>> start

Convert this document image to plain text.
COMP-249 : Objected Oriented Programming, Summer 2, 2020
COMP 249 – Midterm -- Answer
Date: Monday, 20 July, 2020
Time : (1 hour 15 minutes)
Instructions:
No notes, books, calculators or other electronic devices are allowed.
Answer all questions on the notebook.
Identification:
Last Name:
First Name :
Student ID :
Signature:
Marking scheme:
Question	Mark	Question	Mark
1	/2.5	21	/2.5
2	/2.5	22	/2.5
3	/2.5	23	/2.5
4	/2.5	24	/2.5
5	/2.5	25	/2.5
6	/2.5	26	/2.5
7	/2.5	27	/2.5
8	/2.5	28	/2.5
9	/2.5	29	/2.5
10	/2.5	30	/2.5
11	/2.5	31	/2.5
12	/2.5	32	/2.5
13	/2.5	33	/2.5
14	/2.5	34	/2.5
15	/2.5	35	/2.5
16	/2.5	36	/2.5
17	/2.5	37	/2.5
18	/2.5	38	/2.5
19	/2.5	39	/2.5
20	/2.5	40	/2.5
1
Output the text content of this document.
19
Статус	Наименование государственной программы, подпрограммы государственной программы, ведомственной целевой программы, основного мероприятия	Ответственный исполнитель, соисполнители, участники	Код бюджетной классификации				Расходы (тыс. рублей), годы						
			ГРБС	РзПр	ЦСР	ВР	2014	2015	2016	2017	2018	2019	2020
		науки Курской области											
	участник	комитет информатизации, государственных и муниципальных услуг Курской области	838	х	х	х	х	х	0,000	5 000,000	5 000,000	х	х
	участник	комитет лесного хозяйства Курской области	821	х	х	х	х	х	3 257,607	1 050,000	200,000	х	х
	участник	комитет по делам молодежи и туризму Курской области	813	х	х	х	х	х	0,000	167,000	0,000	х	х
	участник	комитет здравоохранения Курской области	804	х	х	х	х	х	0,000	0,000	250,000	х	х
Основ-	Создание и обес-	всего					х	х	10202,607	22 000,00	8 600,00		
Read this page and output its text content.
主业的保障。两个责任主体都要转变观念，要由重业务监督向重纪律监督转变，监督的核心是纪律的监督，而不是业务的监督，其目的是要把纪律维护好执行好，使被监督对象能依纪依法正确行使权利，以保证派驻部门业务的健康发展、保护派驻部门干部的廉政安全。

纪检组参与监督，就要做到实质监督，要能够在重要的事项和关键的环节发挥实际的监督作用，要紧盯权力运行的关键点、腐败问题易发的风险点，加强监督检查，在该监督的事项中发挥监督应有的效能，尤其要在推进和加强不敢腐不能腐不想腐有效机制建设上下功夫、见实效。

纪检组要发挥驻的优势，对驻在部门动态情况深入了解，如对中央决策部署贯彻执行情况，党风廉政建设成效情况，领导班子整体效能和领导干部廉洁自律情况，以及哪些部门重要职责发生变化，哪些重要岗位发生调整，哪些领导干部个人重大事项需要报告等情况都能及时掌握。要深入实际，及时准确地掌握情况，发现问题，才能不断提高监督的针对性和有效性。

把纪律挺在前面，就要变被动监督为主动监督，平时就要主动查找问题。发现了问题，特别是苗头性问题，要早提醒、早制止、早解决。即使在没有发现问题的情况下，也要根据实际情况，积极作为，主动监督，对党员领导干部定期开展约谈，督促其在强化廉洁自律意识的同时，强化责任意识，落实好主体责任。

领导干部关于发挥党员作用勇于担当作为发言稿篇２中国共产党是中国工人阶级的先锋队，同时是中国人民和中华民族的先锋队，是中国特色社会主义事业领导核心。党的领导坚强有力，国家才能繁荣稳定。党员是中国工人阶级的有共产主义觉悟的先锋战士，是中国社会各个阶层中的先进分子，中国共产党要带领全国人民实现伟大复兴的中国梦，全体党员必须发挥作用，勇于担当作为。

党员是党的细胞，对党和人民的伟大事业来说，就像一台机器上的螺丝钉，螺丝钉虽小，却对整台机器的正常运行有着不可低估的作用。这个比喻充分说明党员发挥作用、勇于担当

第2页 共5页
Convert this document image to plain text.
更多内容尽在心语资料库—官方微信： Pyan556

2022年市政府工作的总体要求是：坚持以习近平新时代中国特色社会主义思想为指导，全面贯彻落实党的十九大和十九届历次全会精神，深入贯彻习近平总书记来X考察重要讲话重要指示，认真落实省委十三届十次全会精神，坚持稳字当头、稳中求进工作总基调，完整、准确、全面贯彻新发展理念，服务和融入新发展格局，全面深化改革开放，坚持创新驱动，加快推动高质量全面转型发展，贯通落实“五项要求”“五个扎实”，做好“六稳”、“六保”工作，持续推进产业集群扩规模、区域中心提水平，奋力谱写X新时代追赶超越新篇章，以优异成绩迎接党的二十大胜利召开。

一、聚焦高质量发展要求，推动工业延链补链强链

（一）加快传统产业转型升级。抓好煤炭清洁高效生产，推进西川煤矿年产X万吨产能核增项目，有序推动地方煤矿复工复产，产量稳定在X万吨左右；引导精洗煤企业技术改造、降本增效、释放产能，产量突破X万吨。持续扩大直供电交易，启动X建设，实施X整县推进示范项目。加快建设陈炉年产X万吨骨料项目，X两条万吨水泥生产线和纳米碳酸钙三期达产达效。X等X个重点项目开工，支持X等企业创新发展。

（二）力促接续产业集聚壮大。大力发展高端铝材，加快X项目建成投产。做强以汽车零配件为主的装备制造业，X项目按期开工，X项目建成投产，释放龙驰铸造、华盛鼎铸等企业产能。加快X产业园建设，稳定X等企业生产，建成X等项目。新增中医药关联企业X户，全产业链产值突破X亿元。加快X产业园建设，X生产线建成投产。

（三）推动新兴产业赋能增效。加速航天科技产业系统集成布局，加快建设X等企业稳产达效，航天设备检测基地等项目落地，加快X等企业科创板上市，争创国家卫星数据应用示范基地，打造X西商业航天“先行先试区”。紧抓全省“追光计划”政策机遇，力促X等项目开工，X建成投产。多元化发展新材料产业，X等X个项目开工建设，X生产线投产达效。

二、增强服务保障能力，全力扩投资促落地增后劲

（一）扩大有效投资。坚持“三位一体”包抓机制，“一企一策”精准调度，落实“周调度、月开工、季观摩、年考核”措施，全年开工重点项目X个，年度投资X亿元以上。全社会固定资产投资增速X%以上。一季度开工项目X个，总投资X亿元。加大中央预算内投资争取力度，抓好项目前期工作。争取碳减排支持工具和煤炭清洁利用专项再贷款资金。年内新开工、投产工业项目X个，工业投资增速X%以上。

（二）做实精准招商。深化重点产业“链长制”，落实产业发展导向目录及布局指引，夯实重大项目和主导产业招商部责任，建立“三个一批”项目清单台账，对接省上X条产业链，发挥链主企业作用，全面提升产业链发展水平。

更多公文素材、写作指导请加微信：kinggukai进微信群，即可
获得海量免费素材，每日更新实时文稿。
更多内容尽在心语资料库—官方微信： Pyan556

>> end

## Exercise
Output the whole listing above again, word for word.

## Solution to this exercise
Convert this document image to plain text.
COMP-249 : Objected Oriented Programming, Summer 2, 2020
COMP 249 – Midterm -- Answer
Date: Monday, 20 July, 2020
Time : (1 hour 15 minutes)
Instructions:
No notes, books, calculators or other electronic devices are allowed.
Answer all questions on the notebook.
Identification:
Last Name:
First Name :
Student ID :
Signature:
Marking scheme:
Question	Mark	Question	Mark
1	/2.5	21	/2.5
2	/2.5	22	/2.5
3	/2.5	23	/2.5
4	/2.5	24	/2.5
5	/2.5	25	/2.5
6	/2.5	26	/2.5
7	/2.5	27	/2.5
8	/2.5	28	/2.5
9	/2.5	29	/2.5
10	/2.5	30	/2.5
11	/2.5	31	/2.5
12	/2.5	32	/2.5
13	/2.5	33	/2.5
14	/2.5	34	/2.5
15	/2.5	35	/2.5
16	/2.5	36	/2.5
17	/2.5	37	/2.5
18	/2.5	38	/2.5
19	/2.5	39	/2.5
20	/2.5	40	/2.5
1
Output the text content of this document.
19
Статус	Наименование государственной программы, подпрограммы государственной программы, ведомственной целевой программы, основного мероприятия	Ответственный исполнитель, соисполнители, участники	Код бюджетной классификации				Расходы (тыс. рублей), годы						
			ГРБС	РзПр	ЦСР	ВР	2014	2015	2016	2017	2018	2019	2020
		науки Курской области											
	участник	комитет информатизации, государственных и муниципальных услуг Курской области	838	х	х	х	х	х	0,000	5 000,000	5 000,000	х	х
	участник	комитет лесного хозяйства Курской области	821	х	х	х	х	х	3 257,607	1 050,000	200,000	х	х
	участник	комитет по делам молодежи и туризму Курской области	813	х	х	х	х	х	0,000	167,000	0,000	х	х
	участник	комитет здравоохранения Курской области	804	х	х	х	х	х	0,000	0,000	250,000	х	х
Основ-	Создание и обес-	всего					х	х	10202,607	22 000,00	8 600,00		
Read this page and output its text content.
主业的保障。两个责任主体都要转变观念，要由重业务监督向重纪律监督转变，监督的核心是纪律的监督，而不是业务的监督，其目的是要把纪律维护好执行好，使被监督对象能依纪依法正确行使权利，以保证派驻部门业务的健康发展、保护派驻部门干部的廉政安全。

纪检组参与监督，就要做到实质监督，要能够在重要的事项和关键的环节发挥实际的监督作用，要紧盯权力运行的关键点、腐败问题易发的风险点，加强监督检查，在该监督的事项中发挥监督应有的效能，尤其要在推进和加强不敢腐不能腐不想腐有效机制建设上下功夫、见实效。

纪检组要发挥驻的优势，对驻在部门动态情况深入了解，如对中央决策部署贯彻执行情况，党风廉政建设成效情况，领导班子整体效能和领导干部廉洁自律情况，以及哪些部门重要职责发生变化，哪些重要岗位发生调整，哪些领导干部个人重大事项需要报告等情况都能及时掌握。要深入实际，及时准确地掌握情况，发现问题，才能不断提高监督的针对性和有效性。

把纪律挺在前面，就要变被动监督为主动监督，平时就要主动查找问题。发现了问题，特别是苗头性问题，要早提醒、早制止、早解决。即使在没有发现问题的情况下，也要根据实际情况，积极作为，主动监督，对党员领导干部定期开展约谈，督促其在强化廉洁自律意识的同时，强化责任意识，落实好主体责任。

领导干部关于发挥党员作用勇于担当作为发言稿篇２中国共产党是中国工人阶级的先锋队，同时是中国人民和中华民族的先锋队，是中国特色社会主义事业领导核心。党的领导坚强有力，国家才能繁荣稳定。党员是中国工人阶级的有共产主义觉悟的先锋战士，是中国社会各个阶层中的先进分子，中国共产党要带领全国人民实现伟大复兴的中国梦，全体党员必须发挥作用，勇于担当作为。

党员是党的细胞，对党和人民的伟大事业来说，就像一台机器上的螺丝钉，螺丝钉虽小，却对整台机器的正常运行有着不可低估的作用。这个比喻充分说明党员发挥作用、勇于担当

第2页 共5页
Convert this document image to plain text.
更多内容尽在心语资料库—官方微信： Pyan556

2022年市政府工作的总体要求是：坚持以习近平新时代中国特色社会主义思想为指导，全面贯彻落实党的十九大和十九届历次全会精神，深入贯彻习近平总书记来X考察重要讲话重要指示，认真落实省委十三届十次全会精神，坚持稳字当头、稳中求进工作总基调，完整、准确、全面贯彻新发展理念，服务和融入新发展格局，全面深化改革开放，坚持创新驱动，加快推动高质量全面转型发展，贯通落实“五项要求”“五个扎实”，做好“六稳”、“六保”工作，持续推进产业集群扩规模、区域中心提水平，奋力谱写X新时代追赶超越新篇章，以优异成绩迎接党的二十大胜利召开。

一、聚焦高质量发展要求，推动工业延链补链强链

（一）加快传统产业转型升级。抓好煤炭清洁高效生产，推进西川煤矿年产X万吨产能核增项目，有序推动地方煤矿复工复产，产量稳定在X万吨左右；引导精洗煤企业技术改造、降本增效、释放产能，产量突破X万吨。持续扩大直供电交易，启动X建设，实施X整县推进示范项目。加快建设陈炉年产X万吨骨料项目，X两条万吨水泥生产线和纳米碳酸钙三期达产达效。X等X个重点项目开工，支持X等企业创新发展。

（二）力促接续产业集聚壮大。大力发展高端铝材，加快X项目建成投产。做强以汽车零配件为主的装备制造业，X项目按期开工，X项目建成投产，释放龙驰铸造、华盛鼎铸等企业产能。加快X产业园建设，稳定X等企业生产，建成X等项目。新增中医药关联企业X户，全产业链产值突破X亿元。加快X产业园建设，X生产线建成投产。

（三）推动新兴产业赋能增效。加速航天科技产业系统集成布局，加快建设X等企业稳产达效，航天设备检测基地等项目落地，加快X等企业科创板上市，争创国家卫星数据应用示范基地，打造X西商业航天“先行先试区”。紧抓全省“追光计划”政策机遇，力促X等项目开工，X建成投产。多元化发展新材料产业，X等X个项目开工建设，X生产线投产达效。

二、增强服务保障能力，全力扩投资促落地增后劲

（一）扩大有效投资。坚持“三位一体”包抓机制，“一企一策”精准调度，落实“周调度、月开工、季观摩、年考核”措施，全年开工重点项目X个，年度投资X亿元以上。全社会固定资产投资增速X%以上。一季度开工项目X个，总投资X亿元。加大中央预算内投资争取力度，抓好项目前期工作。争取碳减排支持工具和煤炭清洁利用专项再贷款资金。年内新开工、投产工业项目X个，工业投资增速X%以上。

（二）做实精准招商。深化重点产业“链长制”，落实产业发展导向目录及布局指引，夯实重大项目和主导产业招商部责任，建立“三个一批”项目清单台账，对接省上X条产业链，发挥链主企业作用，全面提升产业链发展水平。

更多公文素材、写作指导请加微信：kinggukai进微信群，即可
获得海量免费素材，每日更新实时文稿。
更多内容尽在心语资料库—官方微信： Pyan556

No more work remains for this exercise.